**To do**
Restate every line of the material, word for word.

--- Extracted information ---

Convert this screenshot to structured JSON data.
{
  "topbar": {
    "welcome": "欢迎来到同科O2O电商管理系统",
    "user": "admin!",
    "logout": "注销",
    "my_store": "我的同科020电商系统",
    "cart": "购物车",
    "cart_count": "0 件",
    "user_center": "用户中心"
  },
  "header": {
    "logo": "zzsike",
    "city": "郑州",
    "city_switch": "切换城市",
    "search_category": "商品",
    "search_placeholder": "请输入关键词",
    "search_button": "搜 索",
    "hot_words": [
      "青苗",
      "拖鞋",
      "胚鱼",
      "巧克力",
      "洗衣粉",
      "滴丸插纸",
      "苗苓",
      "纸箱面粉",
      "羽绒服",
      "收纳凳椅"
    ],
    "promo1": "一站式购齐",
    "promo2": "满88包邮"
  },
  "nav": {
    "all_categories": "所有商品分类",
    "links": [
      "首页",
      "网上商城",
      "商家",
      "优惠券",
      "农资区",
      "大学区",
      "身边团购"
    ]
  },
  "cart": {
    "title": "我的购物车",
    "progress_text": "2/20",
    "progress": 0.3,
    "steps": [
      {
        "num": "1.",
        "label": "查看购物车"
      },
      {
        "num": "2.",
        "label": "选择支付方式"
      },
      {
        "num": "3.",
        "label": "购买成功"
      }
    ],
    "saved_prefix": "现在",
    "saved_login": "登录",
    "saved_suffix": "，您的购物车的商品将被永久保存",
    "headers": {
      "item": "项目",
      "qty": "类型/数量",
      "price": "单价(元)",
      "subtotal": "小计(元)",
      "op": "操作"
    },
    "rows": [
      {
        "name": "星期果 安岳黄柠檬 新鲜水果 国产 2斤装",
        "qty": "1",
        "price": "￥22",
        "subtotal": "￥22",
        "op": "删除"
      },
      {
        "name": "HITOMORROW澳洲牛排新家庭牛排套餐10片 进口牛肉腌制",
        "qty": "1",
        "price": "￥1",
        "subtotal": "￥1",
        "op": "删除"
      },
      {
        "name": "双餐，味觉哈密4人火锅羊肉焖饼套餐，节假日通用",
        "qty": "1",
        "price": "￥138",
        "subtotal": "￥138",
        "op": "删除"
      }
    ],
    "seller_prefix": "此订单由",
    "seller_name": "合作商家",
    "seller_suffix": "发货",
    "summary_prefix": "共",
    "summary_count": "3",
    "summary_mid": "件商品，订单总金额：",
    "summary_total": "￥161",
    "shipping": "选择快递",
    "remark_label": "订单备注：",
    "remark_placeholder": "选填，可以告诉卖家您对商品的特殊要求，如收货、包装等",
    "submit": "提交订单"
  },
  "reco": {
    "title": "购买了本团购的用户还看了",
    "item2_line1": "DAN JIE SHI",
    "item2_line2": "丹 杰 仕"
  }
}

---

**Exercise answer**
Convert this screenshot to structured JSON data.
{
  "topbar": {
    "welcome": "欢迎来到同科O2O电商管理系统",
    "user": "admin!",
    "logout": "注销",
    "my_store": "我的同科020电商系统",
    "cart": "购物车",
    "cart_count": "0 件",
    "user_center": "用户中心"
  },
  "header": {
    "logo": "zzsike",
    "city": "郑州",
    "city_switch": "切换城市",
    "search_category": "商品",
    "search_placeholder": "请输入关键词",
    "search_button": "搜 索",
    "hot_words": [
      "青苗",
      "拖鞋",
      "胚鱼",
      "巧克力",
      "洗衣粉",
      "滴丸插纸",
      "苗苓",
      "纸箱面粉",
      "羽绒服",
      "收纳凳椅"
    ],
    "promo1": "一站式购齐",
    "promo2": "满88包邮"
  },
  "nav": {
    "all_categories": "所有商品分类",
    "links": [
      "首页",
      "网上商城",
      "商家",
      "优惠券",
      "农资区",
      "大学区",
      "身边团购"
    ]
  },
  "cart": {
    "title": "我的购物车",
    "progress_text": "2/20",
    "progress": 0.3,
    "steps": [
      {
        "num": "1.",
        "label": "查看购物车"
      },
      {
        "num": "2.",
        "label": "选择支付方式"
      },
      {
        "num": "3.",
        "label": "购买成功"
      }
    ],
    "saved_prefix": "现在",
    "saved_login": "登录",
    "saved_suffix": "，您的购物车的商品将被永久保存",
    "headers": {
      "item": "项目",
      "qty": "类型/数量",
      "price": "单价(元)",
      "subtotal": "小计(元)",
      "op": "操作"
    },
    "rows": [
      {
        "name": "星期果 安岳黄柠檬 新鲜水果 国产 2斤装",
        "qty": "1",
        "price": "￥22",
        "subtotal": "￥22",
        "op": "删除"
      },
      {
        "name": "HITOMORROW澳洲牛排新家庭牛排套餐10片 进口牛肉腌制",
        "qty": "1",
        "price": "￥1",
        "subtotal": "￥1",
        "op": "删除"
      },
      {
        "name": "双餐，味觉哈密4人火锅羊肉焖饼套餐，节假日通用",
        "qty": "1",
        "price": "￥138",
        "subtotal": "￥138",
        "op": "删除"
      }
    ],
    "seller_prefix": "此订单由",
    "seller_name": "合作商家",
    "seller_suffix": "发货",
    "summary_prefix": "共",
    "summary_count": "3",
    "summary_mid": "件商品，订单总金额：",
    "summary_total": "￥161",
    "shipping": "选择快递",
    "remark_label": "订单备注：",
    "remark_placeholder": "选填，可以告诉卖家您对商品的特殊要求，如收货、包装等",
    "submit": "提交订单"
  },
  "reco": {
    "title": "购买了本团购的用户还看了",
    "item2_line1": "DAN JIE SHI",
    "item2_line2": "丹 杰 仕"
  }
}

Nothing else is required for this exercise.